:: Material to process ::

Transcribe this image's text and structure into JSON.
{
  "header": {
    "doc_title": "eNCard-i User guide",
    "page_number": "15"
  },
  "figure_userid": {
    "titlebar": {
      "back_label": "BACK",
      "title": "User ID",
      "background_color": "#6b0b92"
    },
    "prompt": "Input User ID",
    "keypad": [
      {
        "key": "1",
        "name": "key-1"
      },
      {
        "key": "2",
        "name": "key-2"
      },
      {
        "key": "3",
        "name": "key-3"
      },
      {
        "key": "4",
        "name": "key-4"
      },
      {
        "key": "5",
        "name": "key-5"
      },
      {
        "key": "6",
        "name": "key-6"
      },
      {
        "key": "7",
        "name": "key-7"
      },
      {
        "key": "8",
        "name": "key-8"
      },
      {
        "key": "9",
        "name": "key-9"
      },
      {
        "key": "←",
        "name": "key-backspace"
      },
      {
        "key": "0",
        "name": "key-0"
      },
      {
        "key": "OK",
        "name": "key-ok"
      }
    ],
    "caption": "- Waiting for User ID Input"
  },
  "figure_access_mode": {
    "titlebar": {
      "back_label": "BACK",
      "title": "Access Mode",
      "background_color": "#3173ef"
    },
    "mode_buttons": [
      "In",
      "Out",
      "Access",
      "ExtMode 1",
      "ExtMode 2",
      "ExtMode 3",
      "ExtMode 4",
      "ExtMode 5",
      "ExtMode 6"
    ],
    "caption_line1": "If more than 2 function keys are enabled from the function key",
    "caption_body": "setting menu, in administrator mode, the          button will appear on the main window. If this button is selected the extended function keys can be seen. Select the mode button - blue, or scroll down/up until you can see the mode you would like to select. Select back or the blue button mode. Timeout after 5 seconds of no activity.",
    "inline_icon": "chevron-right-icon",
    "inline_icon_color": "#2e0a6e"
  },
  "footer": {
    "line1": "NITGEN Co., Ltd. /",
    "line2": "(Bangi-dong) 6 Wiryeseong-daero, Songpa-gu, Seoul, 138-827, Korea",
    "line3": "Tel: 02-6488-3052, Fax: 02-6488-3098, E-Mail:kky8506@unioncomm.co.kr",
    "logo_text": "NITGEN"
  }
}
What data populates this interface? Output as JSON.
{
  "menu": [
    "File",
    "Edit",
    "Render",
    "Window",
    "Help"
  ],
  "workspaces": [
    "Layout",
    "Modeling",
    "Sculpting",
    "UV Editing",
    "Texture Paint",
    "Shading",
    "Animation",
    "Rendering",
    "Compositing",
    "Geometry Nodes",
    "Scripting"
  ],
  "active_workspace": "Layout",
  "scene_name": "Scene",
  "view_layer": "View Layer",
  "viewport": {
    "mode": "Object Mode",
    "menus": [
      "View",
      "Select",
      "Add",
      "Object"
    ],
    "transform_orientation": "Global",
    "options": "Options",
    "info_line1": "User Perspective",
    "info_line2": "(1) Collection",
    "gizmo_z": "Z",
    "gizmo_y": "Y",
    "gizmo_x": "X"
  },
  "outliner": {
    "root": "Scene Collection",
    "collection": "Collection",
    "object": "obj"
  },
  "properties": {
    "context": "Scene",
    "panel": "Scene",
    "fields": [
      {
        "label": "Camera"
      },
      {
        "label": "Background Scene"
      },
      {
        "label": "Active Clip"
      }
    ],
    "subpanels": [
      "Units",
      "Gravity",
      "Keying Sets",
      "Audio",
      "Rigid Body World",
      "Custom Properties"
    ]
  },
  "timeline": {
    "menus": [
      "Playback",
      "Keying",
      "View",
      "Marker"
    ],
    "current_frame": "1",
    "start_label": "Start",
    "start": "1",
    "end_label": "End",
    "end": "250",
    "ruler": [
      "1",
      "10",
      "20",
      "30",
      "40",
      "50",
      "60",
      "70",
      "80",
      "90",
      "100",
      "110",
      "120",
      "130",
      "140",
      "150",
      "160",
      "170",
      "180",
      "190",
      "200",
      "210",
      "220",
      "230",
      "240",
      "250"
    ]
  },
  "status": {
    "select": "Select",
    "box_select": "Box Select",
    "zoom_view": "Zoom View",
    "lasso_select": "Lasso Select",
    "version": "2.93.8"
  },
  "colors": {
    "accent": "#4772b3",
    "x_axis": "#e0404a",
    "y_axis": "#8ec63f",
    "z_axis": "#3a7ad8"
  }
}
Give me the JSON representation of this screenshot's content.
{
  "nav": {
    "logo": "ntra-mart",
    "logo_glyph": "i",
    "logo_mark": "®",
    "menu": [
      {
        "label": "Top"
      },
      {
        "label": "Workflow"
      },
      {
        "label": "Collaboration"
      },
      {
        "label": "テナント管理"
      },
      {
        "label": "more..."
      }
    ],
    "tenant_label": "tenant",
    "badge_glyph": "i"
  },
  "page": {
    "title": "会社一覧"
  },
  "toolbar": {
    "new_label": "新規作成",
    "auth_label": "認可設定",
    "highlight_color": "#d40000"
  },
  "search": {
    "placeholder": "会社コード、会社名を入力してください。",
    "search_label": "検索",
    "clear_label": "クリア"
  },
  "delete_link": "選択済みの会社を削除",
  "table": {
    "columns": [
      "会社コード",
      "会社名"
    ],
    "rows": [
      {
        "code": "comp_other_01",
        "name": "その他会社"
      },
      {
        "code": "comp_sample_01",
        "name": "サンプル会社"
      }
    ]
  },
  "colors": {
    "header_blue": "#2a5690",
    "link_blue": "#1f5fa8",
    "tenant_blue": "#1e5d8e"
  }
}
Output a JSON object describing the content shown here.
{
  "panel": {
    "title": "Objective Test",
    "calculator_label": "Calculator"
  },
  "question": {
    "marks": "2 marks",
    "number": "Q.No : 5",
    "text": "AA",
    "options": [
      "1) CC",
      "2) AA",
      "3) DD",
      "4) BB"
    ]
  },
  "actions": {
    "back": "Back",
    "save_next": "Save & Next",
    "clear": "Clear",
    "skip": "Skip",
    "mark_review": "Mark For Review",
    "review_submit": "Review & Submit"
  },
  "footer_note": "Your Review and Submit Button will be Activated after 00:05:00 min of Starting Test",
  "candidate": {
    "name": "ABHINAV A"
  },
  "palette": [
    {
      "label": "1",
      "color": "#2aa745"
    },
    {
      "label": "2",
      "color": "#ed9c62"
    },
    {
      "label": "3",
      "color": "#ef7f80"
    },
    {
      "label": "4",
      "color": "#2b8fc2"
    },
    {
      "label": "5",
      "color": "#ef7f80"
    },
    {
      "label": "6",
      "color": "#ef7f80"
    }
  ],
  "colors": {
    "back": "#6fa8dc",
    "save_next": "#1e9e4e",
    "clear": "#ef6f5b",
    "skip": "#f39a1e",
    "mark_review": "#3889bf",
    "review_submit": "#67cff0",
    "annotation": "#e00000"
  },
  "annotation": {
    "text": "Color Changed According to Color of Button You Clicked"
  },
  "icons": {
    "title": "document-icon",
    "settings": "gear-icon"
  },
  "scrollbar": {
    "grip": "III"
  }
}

:: Problem description ::
Type out the full listing again, exactly as given.

:: Response ::
Transcribe this image's text and structure into JSON.
{
  "header": {
    "doc_title": "eNCard-i User guide",
    "page_number": "15"
  },
  "figure_userid": {
    "titlebar": {
      "back_label": "BACK",
      "title": "User ID",
      "background_color": "#6b0b92"
    },
    "prompt": "Input User ID",
    "keypad": [
      {
        "key": "1",
        "name": "key-1"
      },
      {
        "key": "2",
        "name": "key-2"
      },
      {
        "key": "3",
        "name": "key-3"
      },
      {
        "key": "4",
        "name": "key-4"
      },
      {
        "key": "5",
        "name": "key-5"
      },
      {
        "key": "6",
        "name": "key-6"
      },
      {
        "key": "7",
        "name": "key-7"
      },
      {
        "key": "8",
        "name": "key-8"
      },
      {
        "key": "9",
        "name": "key-9"
      },
      {
        "key": "←",
        "name": "key-backspace"
      },
      {
        "key": "0",
        "name": "key-0"
      },
      {
        "key": "OK",
        "name": "key-ok"
      }
    ],
    "caption": "- Waiting for User ID Input"
  },
  "figure_access_mode": {
    "titlebar": {
      "back_label": "BACK",
      "title": "Access Mode",
      "background_color": "#3173ef"
    },
    "mode_buttons": [
      "In",
      "Out",
      "Access",
      "ExtMode 1",
      "ExtMode 2",
      "ExtMode 3",
      "ExtMode 4",
      "ExtMode 5",
      "ExtMode 6"
    ],
    "caption_line1": "If more than 2 function keys are enabled from the function key",
    "caption_body": "setting menu, in administrator mode, the          button will appear on the main window. If this button is selected the extended function keys can be seen. Select the mode button - blue, or scroll down/up until you can see the mode you would like to select. Select back or the blue button mode. Timeout after 5 seconds of no activity.",
    "inline_icon": "chevron-right-icon",
    "inline_icon_color": "#2e0a6e"
  },
  "footer": {
    "line1": "NITGEN Co., Ltd. /",
    "line2": "(Bangi-dong) 6 Wiryeseong-daero, Songpa-gu, Seoul, 138-827, Korea",
    "line3": "Tel: 02-6488-3052, Fax: 02-6488-3098, E-Mail:kky8506@unioncomm.co.kr",
    "logo_text": "NITGEN"
  }
}
What data populates this interface? Output as JSON.
{
  "menu": [
    "File",
    "Edit",
    "Render",
    "Window",
    "Help"
  ],
  "workspaces": [
    "Layout",
    "Modeling",
    "Sculpting",
    "UV Editing",
    "Texture Paint",
    "Shading",
    "Animation",
    "Rendering",
    "Compositing",
    "Geometry Nodes",
    "Scripting"
  ],
  "active_workspace": "Layout",
  "scene_name": "Scene",
  "view_layer": "View Layer",
  "viewport": {
    "mode": "Object Mode",
    "menus": [
      "View",
      "Select",
      "Add",
      "Object"
    ],
    "transform_orientation": "Global",
    "options": "Options",
    "info_line1": "User Perspective",
    "info_line2": "(1) Collection",
    "gizmo_z": "Z",
    "gizmo_y": "Y",
    "gizmo_x": "X"
  },
  "outliner": {
    "root": "Scene Collection",
    "collection": "Collection",
    "object": "obj"
  },
  "properties": {
    "context": "Scene",
    "panel": "Scene",
    "fields": [
      {
        "label": "Camera"
      },
      {
        "label": "Background Scene"
      },
      {
        "label": "Active Clip"
      }
    ],
    "subpanels": [
      "Units",
      "Gravity",
      "Keying Sets",
      "Audio",
      "Rigid Body World",
      "Custom Properties"
    ]
  },
  "timeline": {
    "menus": [
      "Playback",
      "Keying",
      "View",
      "Marker"
    ],
    "current_frame": "1",
    "start_label": "Start",
    "start": "1",
    "end_label": "End",
    "end": "250",
    "ruler": [
      "1",
      "10",
      "20",
      "30",
      "40",
      "50",
      "60",
      "70",
      "80",
      "90",
      "100",
      "110",
      "120",
      "130",
      "140",
      "150",
      "160",
      "170",
      "180",
      "190",
      "200",
      "210",
      "220",
      "230",
      "240",
      "250"
    ]
  },
  "status": {
    "select": "Select",
    "box_select": "Box Select",
    "zoom_view": "Zoom View",
    "lasso_select": "Lasso Select",
    "version": "2.93.8"
  },
  "colors": {
    "accent": "#4772b3",
    "x_axis": "#e0404a",
    "y_axis": "#8ec63f",
    "z_axis": "#3a7ad8"
  }
}
Give me the JSON representation of this screenshot's content.
{
  "nav": {
    "logo": "ntra-mart",
    "logo_glyph": "i",
    "logo_mark": "®",
    "menu": [
      {
        "label": "Top"
      },
      {
        "label": "Workflow"
      },
      {
        "label": "Collaboration"
      },
      {
        "label": "テナント管理"
      },
      {
        "label": "more..."
      }
    ],
    "tenant_label": "tenant",
    "badge_glyph": "i"
  },
  "page": {
    "title": "会社一覧"
  },
  "toolbar": {
    "new_label": "新規作成",
    "auth_label": "認可設定",
    "highlight_color": "#d40000"
  },
  "search": {
    "placeholder": "会社コード、会社名を入力してください。",
    "search_label": "検索",
    "clear_label": "クリア"
  },
  "delete_link": "選択済みの会社を削除",
  "table": {
    "columns": [
      "会社コード",
      "会社名"
    ],
    "rows": [
      {
        "code": "comp_other_01",
        "name": "その他会社"
      },
      {
        "code": "comp_sample_01",
        "name": "サンプル会社"
      }
    ]
  },
  "colors": {
    "header_blue": "#2a5690",
    "link_blue": "#1f5fa8",
    "tenant_blue": "#1e5d8e"
  }
}
Output a JSON object describing the content shown here.
{
  "panel": {
    "title": "Objective Test",
    "calculator_label": "Calculator"
  },
  "question": {
    "marks": "2 marks",
    "number": "Q.No : 5",
    "text": "AA",
    "options": [
      "1) CC",
      "2) AA",
      "3) DD",
      "4) BB"
    ]
  },
  "actions": {
    "back": "Back",
    "save_next": "Save & Next",
    "clear": "Clear",
    "skip": "Skip",
    "mark_review": "Mark For Review",
    "review_submit": "Review & Submit"
  },
  "footer_note": "Your Review and Submit Button will be Activated after 00:05:00 min of Starting Test",
  "candidate": {
    "name": "ABHINAV A"
  },
  "palette": [
    {
      "label": "1",
      "color": "#2aa745"
    },
    {
      "label": "2",
      "color": "#ed9c62"
    },
    {
      "label": "3",
      "color": "#ef7f80"
    },
    {
      "label": "4",
      "color": "#2b8fc2"
    },
    {
      "label": "5",
      "color": "#ef7f80"
    },
    {
      "label": "6",
      "color": "#ef7f80"
    }
  ],
  "colors": {
    "back": "#6fa8dc",
    "save_next": "#1e9e4e",
    "clear": "#ef6f5b",
    "skip": "#f39a1e",
    "mark_review": "#3889bf",
    "review_submit": "#67cff0",
    "annotation": "#e00000"
  },
  "annotation": {
    "text": "Color Changed According to Color of Button You Clicked"
  },
  "icons": {
    "title": "document-icon",
    "settings": "gear-icon"
  },
  "scrollbar": {
    "grip": "III"
  }
}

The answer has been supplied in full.